Set task
Print only the line with "Convert this document image to plain text." and the lines after it, ending with the last line of the material, each exactly as it stands.

Available data
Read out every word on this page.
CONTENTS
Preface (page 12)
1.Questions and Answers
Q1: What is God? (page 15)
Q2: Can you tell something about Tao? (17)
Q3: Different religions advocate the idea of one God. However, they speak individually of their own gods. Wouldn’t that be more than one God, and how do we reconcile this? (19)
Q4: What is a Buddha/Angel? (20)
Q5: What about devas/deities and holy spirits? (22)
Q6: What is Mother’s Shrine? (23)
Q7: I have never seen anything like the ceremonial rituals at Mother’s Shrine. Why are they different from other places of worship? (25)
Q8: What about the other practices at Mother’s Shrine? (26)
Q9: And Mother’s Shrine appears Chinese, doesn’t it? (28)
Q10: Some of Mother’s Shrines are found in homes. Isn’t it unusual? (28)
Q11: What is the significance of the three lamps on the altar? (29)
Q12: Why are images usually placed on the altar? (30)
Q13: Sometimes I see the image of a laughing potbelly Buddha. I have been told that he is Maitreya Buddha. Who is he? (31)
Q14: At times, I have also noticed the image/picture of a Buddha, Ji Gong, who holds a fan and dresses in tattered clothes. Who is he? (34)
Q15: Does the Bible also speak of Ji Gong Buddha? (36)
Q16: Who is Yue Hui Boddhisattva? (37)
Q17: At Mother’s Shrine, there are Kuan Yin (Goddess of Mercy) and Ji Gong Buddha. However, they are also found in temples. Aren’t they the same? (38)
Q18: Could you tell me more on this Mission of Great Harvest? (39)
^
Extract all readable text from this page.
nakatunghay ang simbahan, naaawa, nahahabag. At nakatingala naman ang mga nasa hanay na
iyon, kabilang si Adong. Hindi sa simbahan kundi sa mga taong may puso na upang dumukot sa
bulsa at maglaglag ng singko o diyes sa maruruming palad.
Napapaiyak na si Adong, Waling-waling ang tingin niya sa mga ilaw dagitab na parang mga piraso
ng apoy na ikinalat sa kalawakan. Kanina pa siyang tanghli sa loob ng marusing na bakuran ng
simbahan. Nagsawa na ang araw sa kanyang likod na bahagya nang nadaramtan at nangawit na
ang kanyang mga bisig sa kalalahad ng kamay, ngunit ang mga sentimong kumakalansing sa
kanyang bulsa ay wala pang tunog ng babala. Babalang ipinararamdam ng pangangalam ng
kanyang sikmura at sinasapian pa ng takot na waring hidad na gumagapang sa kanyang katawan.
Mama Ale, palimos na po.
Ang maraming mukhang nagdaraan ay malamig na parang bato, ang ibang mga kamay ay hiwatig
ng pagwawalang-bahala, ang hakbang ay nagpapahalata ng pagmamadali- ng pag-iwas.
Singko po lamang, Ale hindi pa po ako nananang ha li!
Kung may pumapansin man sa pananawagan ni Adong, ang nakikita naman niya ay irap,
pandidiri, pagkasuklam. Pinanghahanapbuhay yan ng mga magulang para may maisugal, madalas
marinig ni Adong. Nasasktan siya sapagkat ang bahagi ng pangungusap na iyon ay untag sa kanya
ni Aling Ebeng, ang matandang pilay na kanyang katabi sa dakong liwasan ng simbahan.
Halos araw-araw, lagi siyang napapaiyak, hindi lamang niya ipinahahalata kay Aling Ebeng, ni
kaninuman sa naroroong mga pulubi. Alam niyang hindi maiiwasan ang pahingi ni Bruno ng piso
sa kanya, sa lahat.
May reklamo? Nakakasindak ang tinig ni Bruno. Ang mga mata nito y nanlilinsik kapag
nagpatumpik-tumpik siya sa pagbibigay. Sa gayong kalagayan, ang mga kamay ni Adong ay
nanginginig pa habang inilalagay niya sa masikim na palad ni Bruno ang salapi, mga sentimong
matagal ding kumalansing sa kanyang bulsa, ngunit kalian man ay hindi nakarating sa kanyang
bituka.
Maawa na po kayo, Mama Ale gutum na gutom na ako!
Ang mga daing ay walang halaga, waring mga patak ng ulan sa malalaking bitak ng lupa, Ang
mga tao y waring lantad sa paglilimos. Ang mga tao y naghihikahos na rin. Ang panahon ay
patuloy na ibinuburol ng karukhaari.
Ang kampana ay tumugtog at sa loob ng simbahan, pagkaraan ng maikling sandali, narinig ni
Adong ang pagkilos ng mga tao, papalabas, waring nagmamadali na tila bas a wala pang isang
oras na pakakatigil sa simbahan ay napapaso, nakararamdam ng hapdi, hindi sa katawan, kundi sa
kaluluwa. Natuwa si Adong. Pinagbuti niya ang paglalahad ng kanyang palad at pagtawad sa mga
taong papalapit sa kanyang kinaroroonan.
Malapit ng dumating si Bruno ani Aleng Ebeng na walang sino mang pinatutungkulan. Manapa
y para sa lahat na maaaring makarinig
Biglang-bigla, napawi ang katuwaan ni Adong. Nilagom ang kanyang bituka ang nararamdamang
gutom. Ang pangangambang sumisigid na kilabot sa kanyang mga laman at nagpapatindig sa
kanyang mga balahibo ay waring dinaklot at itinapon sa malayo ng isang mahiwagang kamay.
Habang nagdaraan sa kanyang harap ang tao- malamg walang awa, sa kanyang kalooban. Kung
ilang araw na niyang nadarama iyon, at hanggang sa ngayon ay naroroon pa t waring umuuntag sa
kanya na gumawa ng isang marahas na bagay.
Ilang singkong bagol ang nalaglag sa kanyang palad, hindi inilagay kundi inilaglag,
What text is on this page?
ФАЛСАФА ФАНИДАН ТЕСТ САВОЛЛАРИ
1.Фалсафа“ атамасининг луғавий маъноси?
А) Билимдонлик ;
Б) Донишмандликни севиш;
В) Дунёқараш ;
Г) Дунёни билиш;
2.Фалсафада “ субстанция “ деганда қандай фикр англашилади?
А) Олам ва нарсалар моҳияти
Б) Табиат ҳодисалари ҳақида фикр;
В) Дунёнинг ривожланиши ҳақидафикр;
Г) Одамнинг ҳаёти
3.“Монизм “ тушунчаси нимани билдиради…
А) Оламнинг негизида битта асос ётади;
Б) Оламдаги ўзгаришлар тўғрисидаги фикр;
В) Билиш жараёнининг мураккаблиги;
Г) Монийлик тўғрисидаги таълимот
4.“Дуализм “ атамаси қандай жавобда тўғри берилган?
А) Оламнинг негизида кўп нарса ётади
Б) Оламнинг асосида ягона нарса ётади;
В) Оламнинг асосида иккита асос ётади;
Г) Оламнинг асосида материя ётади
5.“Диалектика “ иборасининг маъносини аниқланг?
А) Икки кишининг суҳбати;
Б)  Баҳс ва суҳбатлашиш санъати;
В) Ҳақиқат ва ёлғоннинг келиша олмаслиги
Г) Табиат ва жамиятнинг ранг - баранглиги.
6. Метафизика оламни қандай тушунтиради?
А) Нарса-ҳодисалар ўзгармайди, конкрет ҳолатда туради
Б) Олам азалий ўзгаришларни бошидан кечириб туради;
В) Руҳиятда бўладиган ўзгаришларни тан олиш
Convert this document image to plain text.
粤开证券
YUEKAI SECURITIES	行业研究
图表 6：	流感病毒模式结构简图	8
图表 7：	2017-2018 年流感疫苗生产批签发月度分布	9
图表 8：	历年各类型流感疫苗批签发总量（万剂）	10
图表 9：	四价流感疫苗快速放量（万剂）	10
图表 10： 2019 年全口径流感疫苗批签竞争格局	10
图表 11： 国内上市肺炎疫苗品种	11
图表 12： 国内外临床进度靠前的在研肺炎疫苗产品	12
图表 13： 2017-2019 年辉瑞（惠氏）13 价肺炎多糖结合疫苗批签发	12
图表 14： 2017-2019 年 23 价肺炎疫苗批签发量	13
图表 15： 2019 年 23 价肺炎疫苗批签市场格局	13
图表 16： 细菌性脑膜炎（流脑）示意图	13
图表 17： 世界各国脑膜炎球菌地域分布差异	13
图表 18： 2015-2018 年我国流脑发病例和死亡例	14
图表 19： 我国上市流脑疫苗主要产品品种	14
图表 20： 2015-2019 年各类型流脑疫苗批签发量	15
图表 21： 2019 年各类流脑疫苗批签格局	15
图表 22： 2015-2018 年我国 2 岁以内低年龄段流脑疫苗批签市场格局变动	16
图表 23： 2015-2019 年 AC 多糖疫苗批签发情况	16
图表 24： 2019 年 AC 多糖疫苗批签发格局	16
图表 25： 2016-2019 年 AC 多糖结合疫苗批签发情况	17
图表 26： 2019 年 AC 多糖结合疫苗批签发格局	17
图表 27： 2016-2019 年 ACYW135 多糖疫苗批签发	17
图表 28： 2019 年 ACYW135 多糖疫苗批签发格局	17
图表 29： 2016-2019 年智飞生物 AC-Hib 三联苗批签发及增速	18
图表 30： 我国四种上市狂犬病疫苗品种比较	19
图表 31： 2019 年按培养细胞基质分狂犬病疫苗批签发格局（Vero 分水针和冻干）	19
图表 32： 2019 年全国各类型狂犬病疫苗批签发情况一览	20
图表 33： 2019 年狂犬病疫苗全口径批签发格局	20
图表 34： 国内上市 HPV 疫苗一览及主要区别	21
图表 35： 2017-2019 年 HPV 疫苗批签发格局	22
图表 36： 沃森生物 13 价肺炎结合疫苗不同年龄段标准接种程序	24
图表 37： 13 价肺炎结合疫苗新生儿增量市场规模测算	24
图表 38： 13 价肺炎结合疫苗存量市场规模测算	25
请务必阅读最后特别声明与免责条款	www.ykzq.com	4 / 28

Response to this exercise
Convert this document image to plain text.
粤开证券
YUEKAI SECURITIES	行业研究
图表 6：	流感病毒模式结构简图	8
图表 7：	2017-2018 年流感疫苗生产批签发月度分布	9
图表 8：	历年各类型流感疫苗批签发总量（万剂）	10
图表 9：	四价流感疫苗快速放量（万剂）	10
图表 10： 2019 年全口径流感疫苗批签竞争格局	10
图表 11： 国内上市肺炎疫苗品种	11
图表 12： 国内外临床进度靠前的在研肺炎疫苗产品	12
图表 13： 2017-2019 年辉瑞（惠氏）13 价肺炎多糖结合疫苗批签发	12
图表 14： 2017-2019 年 23 价肺炎疫苗批签发量	13
图表 15： 2019 年 23 价肺炎疫苗批签市场格局	13
图表 16： 细菌性脑膜炎（流脑）示意图	13
图表 17： 世界各国脑膜炎球菌地域分布差异	13
图表 18： 2015-2018 年我国流脑发病例和死亡例	14
图表 19： 我国上市流脑疫苗主要产品品种	14
图表 20： 2015-2019 年各类型流脑疫苗批签发量	15
图表 21： 2019 年各类流脑疫苗批签格局	15
图表 22： 2015-2018 年我国 2 岁以内低年龄段流脑疫苗批签市场格局变动	16
图表 23： 2015-2019 年 AC 多糖疫苗批签发情况	16
图表 24： 2019 年 AC 多糖疫苗批签发格局	16
图表 25： 2016-2019 年 AC 多糖结合疫苗批签发情况	17
图表 26： 2019 年 AC 多糖结合疫苗批签发格局	17
图表 27： 2016-2019 年 ACYW135 多糖疫苗批签发	17
图表 28： 2019 年 ACYW135 多糖疫苗批签发格局	17
图表 29： 2016-2019 年智飞生物 AC-Hib 三联苗批签发及增速	18
图表 30： 我国四种上市狂犬病疫苗品种比较	19
图表 31： 2019 年按培养细胞基质分狂犬病疫苗批签发格局（Vero 分水针和冻干）	19
图表 32： 2019 年全国各类型狂犬病疫苗批签发情况一览	20
图表 33： 2019 年狂犬病疫苗全口径批签发格局	20
图表 34： 国内上市 HPV 疫苗一览及主要区别	21
图表 35： 2017-2019 年 HPV 疫苗批签发格局	22
图表 36： 沃森生物 13 价肺炎结合疫苗不同年龄段标准接种程序	24
图表 37： 13 价肺炎结合疫苗新生儿增量市场规模测算	24
图表 38： 13 价肺炎结合疫苗存量市场规模测算	25
请务必阅读最后特别声明与免责条款	www.ykzq.com	4 / 28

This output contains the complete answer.